┌──
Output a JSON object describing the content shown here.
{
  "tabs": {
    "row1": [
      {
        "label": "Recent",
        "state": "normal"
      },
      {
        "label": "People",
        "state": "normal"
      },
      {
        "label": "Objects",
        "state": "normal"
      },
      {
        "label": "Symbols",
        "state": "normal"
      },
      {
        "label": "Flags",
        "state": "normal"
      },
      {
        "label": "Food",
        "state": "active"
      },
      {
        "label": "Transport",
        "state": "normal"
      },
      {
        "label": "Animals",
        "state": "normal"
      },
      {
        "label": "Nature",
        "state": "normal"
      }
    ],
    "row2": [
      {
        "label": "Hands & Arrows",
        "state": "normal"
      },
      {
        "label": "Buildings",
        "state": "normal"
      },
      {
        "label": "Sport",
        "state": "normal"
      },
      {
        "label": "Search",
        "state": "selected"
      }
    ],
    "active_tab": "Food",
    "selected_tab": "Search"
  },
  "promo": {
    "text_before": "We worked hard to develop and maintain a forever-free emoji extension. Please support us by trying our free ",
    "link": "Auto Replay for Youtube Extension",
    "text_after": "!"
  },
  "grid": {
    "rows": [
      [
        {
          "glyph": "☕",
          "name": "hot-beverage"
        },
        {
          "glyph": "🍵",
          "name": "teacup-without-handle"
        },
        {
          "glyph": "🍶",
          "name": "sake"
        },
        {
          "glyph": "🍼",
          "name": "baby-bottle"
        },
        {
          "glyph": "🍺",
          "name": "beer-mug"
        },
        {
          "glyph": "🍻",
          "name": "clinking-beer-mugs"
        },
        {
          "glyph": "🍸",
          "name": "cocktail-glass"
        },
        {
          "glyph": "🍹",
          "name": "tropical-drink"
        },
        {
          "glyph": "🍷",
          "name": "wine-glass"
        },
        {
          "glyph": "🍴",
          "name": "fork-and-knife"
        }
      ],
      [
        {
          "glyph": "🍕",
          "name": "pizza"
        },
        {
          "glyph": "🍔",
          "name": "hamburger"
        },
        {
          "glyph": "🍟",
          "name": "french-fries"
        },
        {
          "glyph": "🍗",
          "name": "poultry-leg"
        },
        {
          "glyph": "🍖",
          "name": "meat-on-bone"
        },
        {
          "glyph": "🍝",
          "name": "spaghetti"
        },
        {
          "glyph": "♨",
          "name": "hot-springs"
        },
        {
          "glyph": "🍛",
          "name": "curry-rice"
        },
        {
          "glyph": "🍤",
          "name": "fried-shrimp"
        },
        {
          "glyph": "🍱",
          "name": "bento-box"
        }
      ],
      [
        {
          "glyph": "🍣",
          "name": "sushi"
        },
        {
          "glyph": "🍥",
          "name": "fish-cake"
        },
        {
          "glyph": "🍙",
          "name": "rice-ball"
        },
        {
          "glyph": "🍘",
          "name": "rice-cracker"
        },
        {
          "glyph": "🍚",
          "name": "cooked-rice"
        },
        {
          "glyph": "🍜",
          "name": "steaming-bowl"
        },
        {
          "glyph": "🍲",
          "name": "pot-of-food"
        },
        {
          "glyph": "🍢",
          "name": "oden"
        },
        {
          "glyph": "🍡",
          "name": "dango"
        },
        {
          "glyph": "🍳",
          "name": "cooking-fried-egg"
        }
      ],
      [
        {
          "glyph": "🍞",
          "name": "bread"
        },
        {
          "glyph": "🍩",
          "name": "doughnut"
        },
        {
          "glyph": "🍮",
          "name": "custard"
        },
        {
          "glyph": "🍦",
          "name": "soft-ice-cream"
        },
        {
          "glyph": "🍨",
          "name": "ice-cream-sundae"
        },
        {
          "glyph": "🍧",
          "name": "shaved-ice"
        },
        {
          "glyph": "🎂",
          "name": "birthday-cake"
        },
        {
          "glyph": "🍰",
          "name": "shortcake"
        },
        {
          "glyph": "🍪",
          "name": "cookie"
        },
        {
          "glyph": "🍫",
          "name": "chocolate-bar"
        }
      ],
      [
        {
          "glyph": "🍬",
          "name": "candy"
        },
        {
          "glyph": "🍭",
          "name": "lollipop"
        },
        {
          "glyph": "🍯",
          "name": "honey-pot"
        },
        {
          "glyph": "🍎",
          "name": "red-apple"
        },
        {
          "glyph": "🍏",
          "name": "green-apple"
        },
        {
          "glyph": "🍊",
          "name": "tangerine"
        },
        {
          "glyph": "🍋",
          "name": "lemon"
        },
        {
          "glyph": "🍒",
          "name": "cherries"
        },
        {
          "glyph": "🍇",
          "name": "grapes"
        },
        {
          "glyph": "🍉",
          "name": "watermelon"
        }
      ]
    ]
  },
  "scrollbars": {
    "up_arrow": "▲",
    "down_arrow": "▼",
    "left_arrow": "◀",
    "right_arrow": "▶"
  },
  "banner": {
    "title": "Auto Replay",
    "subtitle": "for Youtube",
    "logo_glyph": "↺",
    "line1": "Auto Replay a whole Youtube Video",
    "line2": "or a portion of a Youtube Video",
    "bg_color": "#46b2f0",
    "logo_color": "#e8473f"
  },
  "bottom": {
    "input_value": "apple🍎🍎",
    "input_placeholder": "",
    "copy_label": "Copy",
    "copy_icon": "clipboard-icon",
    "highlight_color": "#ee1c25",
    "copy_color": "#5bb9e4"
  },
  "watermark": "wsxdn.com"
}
└──
(What is asked) Copy out each line exactly.

(Output for this task)
Output a JSON object describing the content shown here.
{
  "tabs": {
    "row1": [
      {
        "label": "Recent",
        "state": "normal"
      },
      {
        "label": "People",
        "state": "normal"
      },
      {
        "label": "Objects",
        "state": "normal"
      },
      {
        "label": "Symbols",
        "state": "normal"
      },
      {
        "label": "Flags",
        "state": "normal"
      },
      {
        "label": "Food",
        "state": "active"
      },
      {
        "label": "Transport",
        "state": "normal"
      },
      {
        "label": "Animals",
        "state": "normal"
      },
      {
        "label": "Nature",
        "state": "normal"
      }
    ],
    "row2": [
      {
        "label": "Hands & Arrows",
        "state": "normal"
      },
      {
        "label": "Buildings",
        "state": "normal"
      },
      {
        "label": "Sport",
        "state": "normal"
      },
      {
        "label": "Search",
        "state": "selected"
      }
    ],
    "active_tab": "Food",
    "selected_tab": "Search"
  },
  "promo": {
    "text_before": "We worked hard to develop and maintain a forever-free emoji extension. Please support us by trying our free ",
    "link": "Auto Replay for Youtube Extension",
    "text_after": "!"
  },
  "grid": {
    "rows": [
      [
        {
          "glyph": "☕",
          "name": "hot-beverage"
        },
        {
          "glyph": "🍵",
          "name": "teacup-without-handle"
        },
        {
          "glyph": "🍶",
          "name": "sake"
        },
        {
          "glyph": "🍼",
          "name": "baby-bottle"
        },
        {
          "glyph": "🍺",
          "name": "beer-mug"
        },
        {
          "glyph": "🍻",
          "name": "clinking-beer-mugs"
        },
        {
          "glyph": "🍸",
          "name": "cocktail-glass"
        },
        {
          "glyph": "🍹",
          "name": "tropical-drink"
        },
        {
          "glyph": "🍷",
          "name": "wine-glass"
        },
        {
          "glyph": "🍴",
          "name": "fork-and-knife"
        }
      ],
      [
        {
          "glyph": "🍕",
          "name": "pizza"
        },
        {
          "glyph": "🍔",
          "name": "hamburger"
        },
        {
          "glyph": "🍟",
          "name": "french-fries"
        },
        {
          "glyph": "🍗",
          "name": "poultry-leg"
        },
        {
          "glyph": "🍖",
          "name": "meat-on-bone"
        },
        {
          "glyph": "🍝",
          "name": "spaghetti"
        },
        {
          "glyph": "♨",
          "name": "hot-springs"
        },
        {
          "glyph": "🍛",
          "name": "curry-rice"
        },
        {
          "glyph": "🍤",
          "name": "fried-shrimp"
        },
        {
          "glyph": "🍱",
          "name": "bento-box"
        }
      ],
      [
        {
          "glyph": "🍣",
          "name": "sushi"
        },
        {
          "glyph": "🍥",
          "name": "fish-cake"
        },
        {
          "glyph": "🍙",
          "name": "rice-ball"
        },
        {
          "glyph": "🍘",
          "name": "rice-cracker"
        },
        {
          "glyph": "🍚",
          "name": "cooked-rice"
        },
        {
          "glyph": "🍜",
          "name": "steaming-bowl"
        },
        {
          "glyph": "🍲",
          "name": "pot-of-food"
        },
        {
          "glyph": "🍢",
          "name": "oden"
        },
        {
          "glyph": "🍡",
          "name": "dango"
        },
        {
          "glyph": "🍳",
          "name": "cooking-fried-egg"
        }
      ],
      [
        {
          "glyph": "🍞",
          "name": "bread"
        },
        {
          "glyph": "🍩",
          "name": "doughnut"
        },
        {
          "glyph": "🍮",
          "name": "custard"
        },
        {
          "glyph": "🍦",
          "name": "soft-ice-cream"
        },
        {
          "glyph": "🍨",
          "name": "ice-cream-sundae"
        },
        {
          "glyph": "🍧",
          "name": "shaved-ice"
        },
        {
          "glyph": "🎂",
          "name": "birthday-cake"
        },
        {
          "glyph": "🍰",
          "name": "shortcake"
        },
        {
          "glyph": "🍪",
          "name": "cookie"
        },
        {
          "glyph": "🍫",
          "name": "chocolate-bar"
        }
      ],
      [
        {
          "glyph": "🍬",
          "name": "candy"
        },
        {
          "glyph": "🍭",
          "name": "lollipop"
        },
        {
          "glyph": "🍯",
          "name": "honey-pot"
        },
        {
          "glyph": "🍎",
          "name": "red-apple"
        },
        {
          "glyph": "🍏",
          "name": "green-apple"
        },
        {
          "glyph": "🍊",
          "name": "tangerine"
        },
        {
          "glyph": "🍋",
          "name": "lemon"
        },
        {
          "glyph": "🍒",
          "name": "cherries"
        },
        {
          "glyph": "🍇",
          "name": "grapes"
        },
        {
          "glyph": "🍉",
          "name": "watermelon"
        }
      ]
    ]
  },
  "scrollbars": {
    "up_arrow": "▲",
    "down_arrow": "▼",
    "left_arrow": "◀",
    "right_arrow": "▶"
  },
  "banner": {
    "title": "Auto Replay",
    "subtitle": "for Youtube",
    "logo_glyph": "↺",
    "line1": "Auto Replay a whole Youtube Video",
    "line2": "or a portion of a Youtube Video",
    "bg_color": "#46b2f0",
    "logo_color": "#e8473f"
  },
  "bottom": {
    "input_value": "apple🍎🍎",
    "input_placeholder": "",
    "copy_label": "Copy",
    "copy_icon": "clipboard-icon",
    "highlight_color": "#ee1c25",
    "copy_color": "#5bb9e4"
  },
  "watermark": "wsxdn.com"
}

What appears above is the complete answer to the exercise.